Exactly repeat all the records below, omitting the images they hold.

> _DATA SHOWN_:
(begin)

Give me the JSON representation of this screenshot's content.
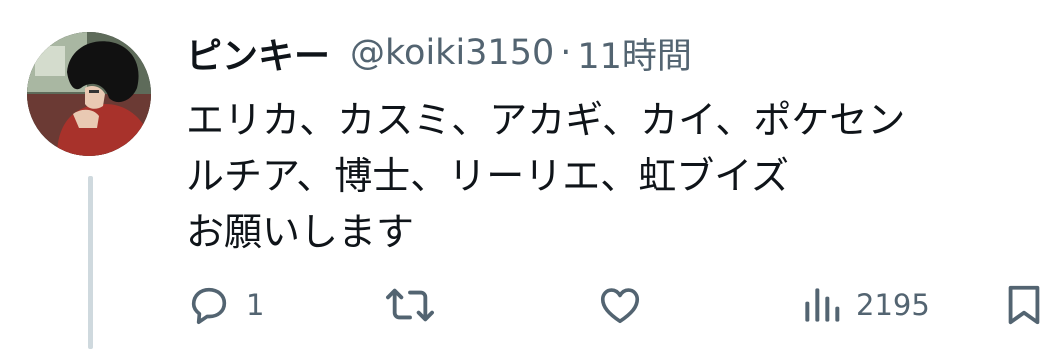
{
  "post": {
    "display_name": "ピンキー",
    "handle": "@koiki3150",
    "separator": "·",
    "time": "11時間",
    "lines": [
      "エリカ、カスミ、アカギ、カイ、ポケセン",
      "ルチア、博士、リーリエ、虹ブイズ",
      "お願いします"
    ]
  },
  "actions": {
    "reply_icon": "reply-icon",
    "reply_count": "1",
    "repost_icon": "repost-icon",
    "like_icon": "heart-icon",
    "views_icon": "views-icon",
    "views_count": "2195",
    "bookmark_icon": "bookmark-icon"
  },
  "colors": {
    "text": "#0f1419",
    "muted": "#536471",
    "thread_line": "#cfd9de"
  }
}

(end)

> _EXPECTED ANSWER_:
Give me the JSON representation of this screenshot's content.
{
  "post": {
    "display_name": "ピンキー",
    "handle": "@koiki3150",
    "separator": "·",
    "time": "11時間",
    "lines": [
      "エリカ、カスミ、アカギ、カイ、ポケセン",
      "ルチア、博士、リーリエ、虹ブイズ",
      "お願いします"
    ]
  },
  "actions": {
    "reply_icon": "reply-icon",
    "reply_count": "1",
    "repost_icon": "repost-icon",
    "like_icon": "heart-icon",
    "views_icon": "views-icon",
    "views_count": "2195",
    "bookmark_icon": "bookmark-icon"
  },
  "colors": {
    "text": "#0f1419",
    "muted": "#536471",
    "thread_line": "#cfd9de"
  }
}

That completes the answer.